**Texto seleccionado**:
################

Ana María es también un ejemplo de cómo los trabajadores de servicios sociales que se encargan de atender las necesidades más básicas de los colectivos más vulnerables han paliado a veces con su esfuerzo personal los recortes en este sector.
En el caso de Aragón, la inversión en políticas sociales disminuyó, de 2009 a 2017, un 7,9%, según datos del índice de desarrollo de los servicios sociales 2017 (índice DEC), elaborado por la Asociación Estatal de Directoras y Gerentes en Servicios Sociales. Pero la tónica se repite en el resto de comunidades autónomas donde, de media, la inversión ha caído en estos 8 años un 7,1%, con “gráficas en forma de U, tras los años de plomo de 2012 y 2013”, indica el presidente de la asociación, José Manuel Ramírez.
De hecho, solo seis han superado la inversión de 2009 y algunas lo han hecho por la mínima. A saber, Comunidad Valenciana (0,22% más), Asturias (0,5%), Cantabria (1,20%), País Vasco (1,87), Navarra (7,94) y Baleares (7,96%).
Sofía prefiere no decir su nombre real para no señalar su lugar de trabajo en un ayuntamiento de las Islas Canarias donde se encarga de dar atención primaria y servicios de infancia y familia, muchas veces sin los recursos adecuados. “Nos hemos visto comprando folios o escribiendo con papel de calco porque no tenemos impresora”, relata. Una situación que “se viene dando desde hace cinco años” y que afecta a los talleres que realizan, por ejemplo, con menores en riesgo de exclusión social.
“Antes de los recortes había programas preventivos preciosos, con intercambios con los chicos entre islas, excursiones… Ahora nosotras mismas tenemos que desarrollar los talleres que impartimos. Cuando hacemos alguna propuesta, lo primero que te dicen es que no hay recursos y que lo único que tienes son tus dos manos y tus dos piernas. Y estamos hablando incluso de cartulinas. Al final, acabas comprándola tú”, relata.
“Dentro del aula no se cuestiona que no hay dinero”
“Dentro del aula no se cuestiona que no hay dinero”, indica Feliciano Hípola. Es educador en un colegio concertado de educación especial en la Comunidad Valenciana, donde vivieron los momentos más críticos entre 2011 y 2012, cuando llegaron a estar “hasta seis meses sin cobrar”. Por aquel entonces, los trabajadores de este centro donaron a la institución una paga extra y media para continuar con la atención a los chicos y chicas, de 4 a 21 años. “Hoy por hoy estamos al día de pagos, aunque a la espera de cobrar dos subvenciones para mejoras en las instalaciones, para las que las asociaciones tienen que anticipar el dinero”, explica.

################

**Tarea asignada A**: En las entradas, cambia "star-empty-icon" por "star-outline-icon" desde la línea que contiene "star-filled-icon (338, 360, 372, 391)" hasta la línea que contiene "list-item[interactable]: Caló d'Hort", ambas incluidas. Reproduce solo esas líneas y deja todo lo demás igual.

**Entradas de la tarea**:
################

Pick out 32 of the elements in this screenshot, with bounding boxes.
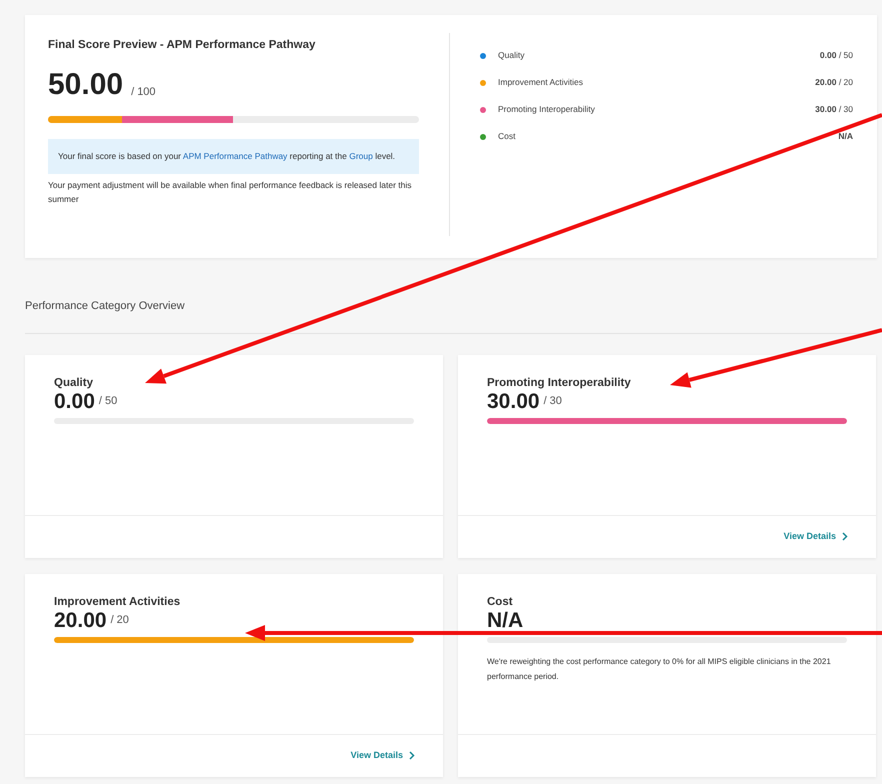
notice-link[interactable]: APM Performance Pathway (182, 151, 288, 162)
view-details-link[interactable]: View Details (784, 530, 848, 544)
chevron-right-icon (842, 532, 848, 541)
legend-value: N/A (838, 130, 853, 143)
notice-link[interactable]: Group (349, 151, 373, 162)
category-title: Cost (487, 596, 514, 610)
score-maximum: / 20 (110, 612, 129, 628)
legend-value: 30.00 / 30 (815, 103, 853, 116)
payment-note: Your payment adjustment will be available when final performance feedback is released later this summer (48, 178, 412, 206)
category-score: 30.00 (487, 390, 540, 414)
legend-value: 20.00 / 20 (815, 76, 853, 89)
category-score: N/A (487, 609, 524, 632)
info-notice: Your final score is based on your APM Performance Pathway reporting at the Group level. (48, 139, 419, 174)
card-title: Final Score Preview - APM Performance Pathway (48, 38, 316, 53)
legend-value: 0.00 / 50 (820, 49, 853, 62)
category-score: 20.00 (54, 609, 107, 632)
legend-label: Improvement Activities (498, 76, 584, 89)
chevron-right-icon (409, 751, 415, 760)
final-score: 50.00 (48, 70, 124, 100)
score-maximum: / 30 (544, 394, 562, 409)
category-score: 0.00 (54, 390, 95, 414)
category-title: Promoting Interoperability (487, 376, 632, 390)
score-maximum: / 50 (98, 394, 118, 409)
category-title: Improvement Activities (54, 596, 182, 610)
section-title: Performance Category Overview (25, 298, 877, 334)
legend-label: Cost (498, 130, 516, 143)
score-maximum: / 100 (131, 84, 156, 100)
view-details-link[interactable]: View Details (350, 748, 415, 762)
legend-label: Promoting Interoperability (498, 103, 596, 116)
category-description: We're reweighting the cost performance category to 0% for all MIPS eligible clinicians in the 2021 performance period. (487, 656, 832, 683)
legend-label: Quality (498, 49, 526, 62)
category-title: Quality (54, 376, 94, 390)
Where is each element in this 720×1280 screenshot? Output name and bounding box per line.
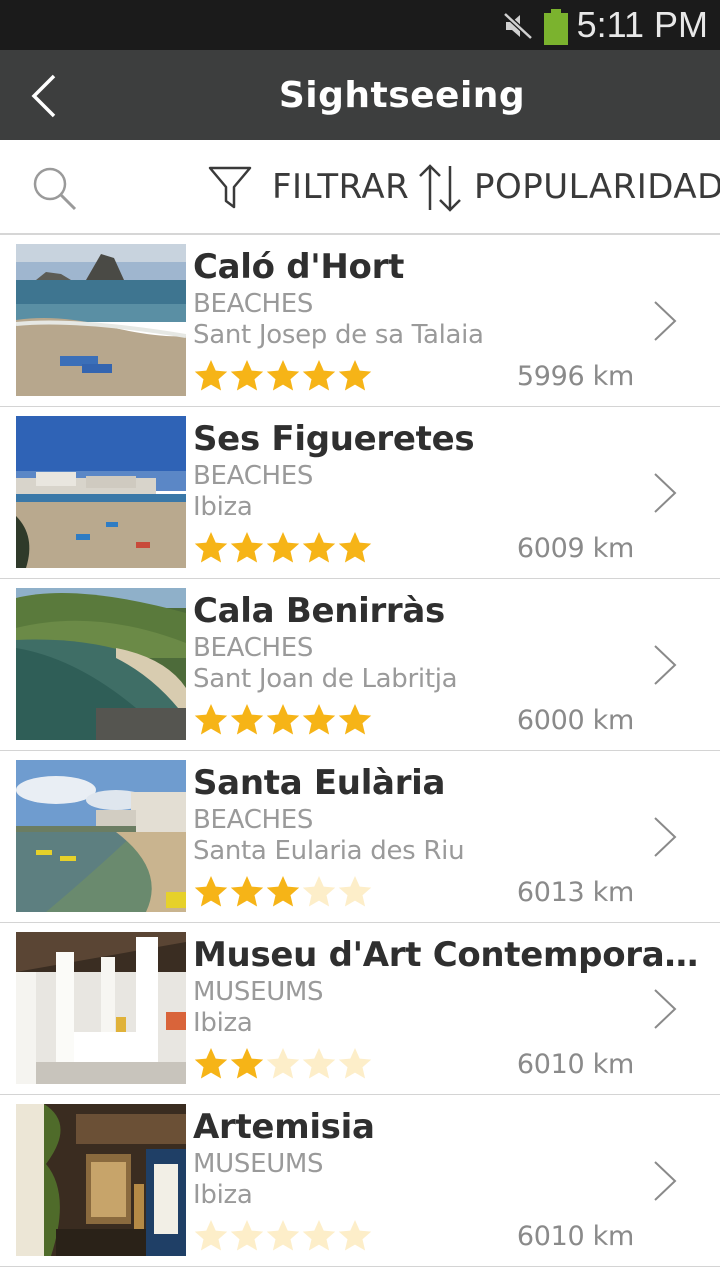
star-filled-icon (338, 360, 372, 391)
rating-stars (193, 874, 373, 910)
star-filled-icon (230, 1048, 264, 1079)
star-filled-icon (266, 360, 300, 391)
star-filled-icon (302, 360, 336, 391)
list-item[interactable]: Ses Figueretes BEACHES Ibiza 6009 km (0, 407, 720, 579)
sort-icon[interactable] (416, 162, 464, 214)
resort-beach-photo (16, 760, 186, 912)
star-empty-icon (338, 1048, 372, 1079)
star-empty-icon (266, 1048, 300, 1079)
star-empty-icon (302, 876, 336, 907)
item-category: BEACHES (193, 633, 314, 663)
item-title: Cala Benirràs (193, 591, 445, 631)
list-item[interactable]: Cala Benirràs BEACHES Sant Joan de Labri… (0, 579, 720, 751)
item-title: Museu d'Art Contemporani d'E... (193, 935, 713, 975)
rating-stars (193, 530, 373, 566)
star-filled-icon (194, 360, 228, 391)
museum-interior-photo (16, 932, 186, 1084)
star-filled-icon (194, 532, 228, 563)
battery-icon (544, 9, 568, 45)
beach-rock-photo (16, 244, 186, 396)
star-filled-icon (194, 1048, 228, 1079)
filter-icon[interactable] (207, 163, 253, 211)
star-filled-icon (230, 360, 264, 391)
star-empty-icon (266, 1220, 300, 1251)
item-category: MUSEUMS (193, 977, 324, 1007)
search-icon[interactable] (30, 164, 78, 212)
star-filled-icon (194, 704, 228, 735)
beach-town-photo (16, 416, 186, 568)
status-time: 5:11 PM (576, 4, 708, 45)
list-item[interactable]: Caló d'Hort BEACHES Sant Josep de sa Tal… (0, 235, 720, 407)
item-title: Artemisia (193, 1107, 375, 1147)
rating-stars (193, 1046, 373, 1082)
star-empty-icon (230, 1220, 264, 1251)
item-title: Santa Eulària (193, 763, 446, 803)
star-filled-icon (266, 876, 300, 907)
gallery-entrance-photo (16, 1104, 186, 1256)
page-title: Sightseeing (278, 75, 526, 116)
star-filled-icon (338, 704, 372, 735)
item-category: BEACHES (193, 805, 314, 835)
item-distance: 6009 km (516, 533, 634, 564)
star-empty-icon (302, 1048, 336, 1079)
item-title: Ses Figueretes (193, 419, 475, 459)
item-location: Ibiza (193, 492, 253, 522)
rating-stars (193, 1218, 373, 1254)
rating-stars (193, 358, 373, 394)
item-distance: 5996 km (516, 361, 634, 392)
item-distance: 6010 km (516, 1221, 634, 1252)
toolbar: FILTRAR POPULARIDADE (0, 140, 720, 235)
list-item[interactable]: Santa Eulària BEACHES Santa Eularia des … (0, 751, 720, 923)
list-item[interactable]: Artemisia MUSEUMS Ibiza 6010 km (0, 1095, 720, 1267)
star-filled-icon (230, 704, 264, 735)
star-filled-icon (302, 704, 336, 735)
item-location: Ibiza (193, 1008, 253, 1038)
chevron-right-icon (654, 1161, 677, 1201)
star-filled-icon (338, 532, 372, 563)
mute-icon (503, 12, 533, 40)
sort-button[interactable]: POPULARIDADE (474, 166, 720, 208)
item-title: Caló d'Hort (193, 247, 405, 287)
chevron-right-icon (654, 473, 677, 513)
app-bar: Sightseeing (0, 50, 720, 140)
item-category: BEACHES (193, 461, 314, 491)
sightseeing-list: Caló d'Hort BEACHES Sant Josep de sa Tal… (0, 235, 720, 1267)
item-location: Sant Joan de Labritja (193, 664, 458, 694)
star-filled-icon (266, 704, 300, 735)
chevron-right-icon (654, 301, 677, 341)
filter-button[interactable]: FILTRAR (272, 166, 409, 208)
star-empty-icon (338, 1220, 372, 1251)
star-filled-icon (230, 876, 264, 907)
item-distance: 6010 km (516, 1049, 634, 1080)
star-filled-icon (266, 532, 300, 563)
cove-photo (16, 588, 186, 740)
status-bar: 5:11 PM (0, 0, 720, 50)
star-filled-icon (194, 876, 228, 907)
chevron-right-icon (654, 645, 677, 685)
list-item[interactable]: Museu d'Art Contemporani d'E... MUSEUMS … (0, 923, 720, 1095)
item-category: MUSEUMS (193, 1149, 324, 1179)
star-filled-icon (302, 532, 336, 563)
star-filled-icon (230, 532, 264, 563)
item-distance: 6000 km (516, 705, 634, 736)
star-empty-icon (302, 1220, 336, 1251)
item-category: BEACHES (193, 289, 314, 319)
star-empty-icon (338, 876, 372, 907)
item-location: Santa Eularia des Riu (193, 836, 465, 866)
item-location: Ibiza (193, 1180, 253, 1210)
item-location: Sant Josep de sa Talaia (193, 320, 484, 350)
chevron-right-icon (654, 817, 677, 857)
chevron-right-icon (654, 989, 677, 1029)
star-empty-icon (194, 1220, 228, 1251)
item-distance: 6013 km (516, 877, 634, 908)
rating-stars (193, 702, 373, 738)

################

**Tarea asignada B**: Copia literalmente el pasaje del texto sobre los recortes en servicios sociales que va desde "De hecho, solo" hasta "de exclusión social.".

**Solución del ejercicio A**:
star-filled-icon (338, 360, 372, 391)
rating-stars (193, 874, 373, 910)
star-filled-icon (230, 1048, 264, 1079)
star-filled-icon (266, 360, 300, 391)
star-filled-icon (302, 360, 336, 391)
list-item[interactable]: Ses Figueretes BEACHES Ibiza 6009 km (0, 407, 720, 579)
sort-icon[interactable] (416, 162, 464, 214)
resort-beach-photo (16, 760, 186, 912)
star-outline-icon (338, 1048, 372, 1079)
star-outline-icon (266, 1048, 300, 1079)
star-outline-icon (302, 876, 336, 907)
item-category: BEACHES (193, 633, 314, 663)
item-title: Cala Benirràs (193, 591, 445, 631)
list-item[interactable]: Cala Benirràs BEACHES Sant Joan de Labri… (0, 579, 720, 751)
item-title: Museu d'Art Contemporani d'E... (193, 935, 713, 975)
rating-stars (193, 530, 373, 566)
star-filled-icon (194, 360, 228, 391)
museum-interior-photo (16, 932, 186, 1084)
star-filled-icon (194, 532, 228, 563)
battery-icon (544, 9, 568, 45)
beach-rock-photo (16, 244, 186, 396)
star-filled-icon (194, 1048, 228, 1079)
filter-icon[interactable] (207, 163, 253, 211)
star-filled-icon (230, 360, 264, 391)
star-outline-icon (266, 1220, 300, 1251)
item-category: MUSEUMS (193, 977, 324, 1007)
search-icon[interactable] (30, 164, 78, 212)
star-filled-icon (194, 704, 228, 735)
beach-town-photo (16, 416, 186, 568)
status-time: 5:11 PM (576, 4, 708, 45)
list-item[interactable]: Caló d'Hort BEACHES Sant Josep de sa Tal… (0, 235, 720, 407)

**Solución del ejercicio B**:
De hecho, solo seis han superado la inversión de 2009 y algunas lo han hecho por la mínima. A saber, Comunidad Valenciana (0,22% más), Asturias (0,5%), Cantabria (1,20%), País Vasco (1,87), Navarra (7,94) y Baleares (7,96%).
Sofía prefiere no decir su nombre real para no señalar su lugar de trabajo en un ayuntamiento de las Islas Canarias donde se encarga de dar atención primaria y servicios de infancia y familia, muchas veces sin los recursos adecuados. “Nos hemos visto comprando folios o escribiendo con papel de calco porque no tenemos impresora”, relata. Una situación que “se viene dando desde hace cinco años” y que afecta a los talleres que realizan, por ejemplo, con menores en riesgo de exclusión social.